■ TASK TO COMPLETE:
Repeat every line below exactly, word for word.

■ TASK MATERIAL:
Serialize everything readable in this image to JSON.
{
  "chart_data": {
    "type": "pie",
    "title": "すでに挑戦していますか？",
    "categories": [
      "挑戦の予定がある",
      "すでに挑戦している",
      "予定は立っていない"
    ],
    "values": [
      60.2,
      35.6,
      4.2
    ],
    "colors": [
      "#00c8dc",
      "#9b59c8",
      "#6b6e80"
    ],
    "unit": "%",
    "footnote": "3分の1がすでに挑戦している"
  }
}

■ WRITTEN SOLUTION:
Serialize everything readable in this image to JSON.
{
  "chart_data": {
    "type": "pie",
    "title": "すでに挑戦していますか？",
    "categories": [
      "挑戦の予定がある",
      "すでに挑戦している",
      "予定は立っていない"
    ],
    "values": [
      60.2,
      35.6,
      4.2
    ],
    "colors": [
      "#00c8dc",
      "#9b59c8",
      "#6b6e80"
    ],
    "unit": "%",
    "footnote": "3分の1がすでに挑戦している"
  }
}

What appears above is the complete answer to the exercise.